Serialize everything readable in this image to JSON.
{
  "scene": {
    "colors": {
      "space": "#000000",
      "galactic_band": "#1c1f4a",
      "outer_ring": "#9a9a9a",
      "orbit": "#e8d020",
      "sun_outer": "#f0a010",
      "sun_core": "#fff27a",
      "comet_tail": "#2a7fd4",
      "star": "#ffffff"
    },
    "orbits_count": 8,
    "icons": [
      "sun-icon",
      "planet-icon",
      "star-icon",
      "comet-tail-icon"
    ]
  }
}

----------

### TASK DESCRIPTION
All records above must be set down exactly, please.

### COMPLETED EXERCISE
Serialize everything readable in this image to JSON.
{
  "scene": {
    "colors": {
      "space": "#000000",
      "galactic_band": "#1c1f4a",
      "outer_ring": "#9a9a9a",
      "orbit": "#e8d020",
      "sun_outer": "#f0a010",
      "sun_core": "#fff27a",
      "comet_tail": "#2a7fd4",
      "star": "#ffffff"
    },
    "orbits_count": 8,
    "icons": [
      "sun-icon",
      "planet-icon",
      "star-icon",
      "comet-tail-icon"
    ]
  }
}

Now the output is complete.